Figure dataset records
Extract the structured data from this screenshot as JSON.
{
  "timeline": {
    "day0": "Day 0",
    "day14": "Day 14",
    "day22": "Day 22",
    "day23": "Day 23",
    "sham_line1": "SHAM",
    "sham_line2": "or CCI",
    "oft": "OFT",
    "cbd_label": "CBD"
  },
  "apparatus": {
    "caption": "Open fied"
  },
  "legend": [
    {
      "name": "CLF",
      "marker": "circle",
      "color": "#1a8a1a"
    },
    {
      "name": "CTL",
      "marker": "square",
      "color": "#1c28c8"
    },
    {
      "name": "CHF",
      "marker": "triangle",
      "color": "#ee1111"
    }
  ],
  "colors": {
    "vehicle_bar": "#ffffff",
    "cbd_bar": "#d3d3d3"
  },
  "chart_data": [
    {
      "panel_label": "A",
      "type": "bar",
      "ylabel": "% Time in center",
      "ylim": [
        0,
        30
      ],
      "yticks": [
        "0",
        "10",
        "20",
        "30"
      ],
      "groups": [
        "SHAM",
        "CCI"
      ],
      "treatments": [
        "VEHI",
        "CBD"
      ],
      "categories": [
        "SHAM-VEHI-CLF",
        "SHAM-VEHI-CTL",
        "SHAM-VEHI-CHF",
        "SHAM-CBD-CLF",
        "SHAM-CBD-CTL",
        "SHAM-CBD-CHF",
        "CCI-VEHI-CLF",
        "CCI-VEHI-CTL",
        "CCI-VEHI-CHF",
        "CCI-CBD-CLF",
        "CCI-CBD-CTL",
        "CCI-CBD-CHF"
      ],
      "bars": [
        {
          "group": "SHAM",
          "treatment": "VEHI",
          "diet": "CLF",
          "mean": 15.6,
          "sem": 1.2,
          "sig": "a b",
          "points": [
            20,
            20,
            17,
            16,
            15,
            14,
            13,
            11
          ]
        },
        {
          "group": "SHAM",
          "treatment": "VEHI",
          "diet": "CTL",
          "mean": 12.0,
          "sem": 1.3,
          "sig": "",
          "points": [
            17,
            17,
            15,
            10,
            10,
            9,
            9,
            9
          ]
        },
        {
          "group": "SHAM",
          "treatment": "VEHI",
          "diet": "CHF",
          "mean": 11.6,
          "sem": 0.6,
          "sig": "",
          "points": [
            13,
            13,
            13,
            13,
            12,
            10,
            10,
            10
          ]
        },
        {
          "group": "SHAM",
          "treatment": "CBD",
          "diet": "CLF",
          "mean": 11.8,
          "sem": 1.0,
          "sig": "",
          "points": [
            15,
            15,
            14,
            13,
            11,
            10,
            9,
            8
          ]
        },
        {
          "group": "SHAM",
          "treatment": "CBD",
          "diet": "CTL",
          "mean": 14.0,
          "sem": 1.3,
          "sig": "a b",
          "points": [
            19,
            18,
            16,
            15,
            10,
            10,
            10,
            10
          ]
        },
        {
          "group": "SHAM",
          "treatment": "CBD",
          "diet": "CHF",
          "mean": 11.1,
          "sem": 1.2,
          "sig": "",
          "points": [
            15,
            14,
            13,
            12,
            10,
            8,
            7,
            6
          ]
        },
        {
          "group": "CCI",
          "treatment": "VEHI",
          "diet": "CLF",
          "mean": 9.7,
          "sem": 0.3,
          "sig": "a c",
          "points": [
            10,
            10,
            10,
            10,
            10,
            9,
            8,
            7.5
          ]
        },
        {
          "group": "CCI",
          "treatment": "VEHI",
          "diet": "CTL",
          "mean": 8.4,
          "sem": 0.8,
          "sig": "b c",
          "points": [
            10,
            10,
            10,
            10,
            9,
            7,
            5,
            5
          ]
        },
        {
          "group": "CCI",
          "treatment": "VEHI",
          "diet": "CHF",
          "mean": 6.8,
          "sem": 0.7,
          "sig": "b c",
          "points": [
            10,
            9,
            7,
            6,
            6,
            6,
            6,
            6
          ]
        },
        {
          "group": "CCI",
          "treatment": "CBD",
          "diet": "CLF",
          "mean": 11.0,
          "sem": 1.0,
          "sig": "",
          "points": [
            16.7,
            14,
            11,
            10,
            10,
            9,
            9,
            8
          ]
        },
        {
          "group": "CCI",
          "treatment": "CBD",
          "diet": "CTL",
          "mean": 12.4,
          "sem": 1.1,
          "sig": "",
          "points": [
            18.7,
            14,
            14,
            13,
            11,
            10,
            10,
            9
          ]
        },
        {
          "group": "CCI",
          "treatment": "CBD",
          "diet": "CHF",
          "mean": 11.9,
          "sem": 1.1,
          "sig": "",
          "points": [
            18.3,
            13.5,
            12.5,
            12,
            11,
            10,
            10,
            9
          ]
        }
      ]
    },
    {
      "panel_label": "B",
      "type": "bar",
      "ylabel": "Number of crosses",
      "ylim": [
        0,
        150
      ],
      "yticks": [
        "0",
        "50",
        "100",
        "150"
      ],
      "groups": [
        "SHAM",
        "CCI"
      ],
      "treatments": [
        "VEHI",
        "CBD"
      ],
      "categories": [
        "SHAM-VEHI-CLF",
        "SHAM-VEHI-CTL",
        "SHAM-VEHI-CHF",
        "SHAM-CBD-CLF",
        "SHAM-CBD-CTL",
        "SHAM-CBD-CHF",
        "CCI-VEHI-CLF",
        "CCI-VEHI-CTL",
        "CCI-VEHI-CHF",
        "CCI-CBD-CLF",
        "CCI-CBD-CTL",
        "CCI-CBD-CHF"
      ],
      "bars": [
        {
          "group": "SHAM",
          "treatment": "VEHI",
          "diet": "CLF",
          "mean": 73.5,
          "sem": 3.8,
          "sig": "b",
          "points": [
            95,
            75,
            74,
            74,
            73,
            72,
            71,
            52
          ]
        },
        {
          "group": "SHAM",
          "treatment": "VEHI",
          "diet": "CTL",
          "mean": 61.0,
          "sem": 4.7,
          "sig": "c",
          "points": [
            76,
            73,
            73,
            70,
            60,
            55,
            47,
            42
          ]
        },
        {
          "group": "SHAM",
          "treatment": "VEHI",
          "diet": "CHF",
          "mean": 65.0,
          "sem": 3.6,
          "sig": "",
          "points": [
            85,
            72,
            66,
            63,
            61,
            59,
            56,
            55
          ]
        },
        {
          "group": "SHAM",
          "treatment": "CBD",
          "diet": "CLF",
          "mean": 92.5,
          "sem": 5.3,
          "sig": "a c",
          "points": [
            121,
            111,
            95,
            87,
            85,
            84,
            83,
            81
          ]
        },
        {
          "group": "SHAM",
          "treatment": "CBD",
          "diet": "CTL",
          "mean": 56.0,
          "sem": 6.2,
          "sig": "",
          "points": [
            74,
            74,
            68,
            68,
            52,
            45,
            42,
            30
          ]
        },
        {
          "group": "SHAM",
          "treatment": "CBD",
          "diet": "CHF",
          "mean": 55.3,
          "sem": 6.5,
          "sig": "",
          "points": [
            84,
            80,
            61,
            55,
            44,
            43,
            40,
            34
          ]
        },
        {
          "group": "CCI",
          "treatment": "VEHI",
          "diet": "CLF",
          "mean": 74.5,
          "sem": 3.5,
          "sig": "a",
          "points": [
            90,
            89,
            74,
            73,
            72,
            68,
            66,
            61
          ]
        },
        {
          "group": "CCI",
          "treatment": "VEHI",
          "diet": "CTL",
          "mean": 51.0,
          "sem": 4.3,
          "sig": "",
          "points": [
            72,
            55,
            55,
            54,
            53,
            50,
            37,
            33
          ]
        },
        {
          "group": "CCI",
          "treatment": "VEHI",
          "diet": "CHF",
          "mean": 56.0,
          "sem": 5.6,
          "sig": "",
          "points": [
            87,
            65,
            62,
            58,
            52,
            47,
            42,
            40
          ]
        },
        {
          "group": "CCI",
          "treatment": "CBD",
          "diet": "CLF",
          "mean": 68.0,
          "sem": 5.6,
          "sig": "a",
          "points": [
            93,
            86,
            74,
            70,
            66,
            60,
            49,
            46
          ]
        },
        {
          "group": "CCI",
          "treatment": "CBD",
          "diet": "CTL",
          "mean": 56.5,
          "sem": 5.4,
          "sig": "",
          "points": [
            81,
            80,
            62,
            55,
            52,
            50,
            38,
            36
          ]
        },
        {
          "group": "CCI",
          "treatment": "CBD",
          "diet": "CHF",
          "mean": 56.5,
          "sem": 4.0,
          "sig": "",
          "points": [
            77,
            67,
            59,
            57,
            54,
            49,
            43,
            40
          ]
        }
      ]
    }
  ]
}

◆ **GIVEN EXERCISE**:
Of the lines in the records, determine how many contain the word "ylabel", and report that number alone.

◆ **THE RESPONSE**:
2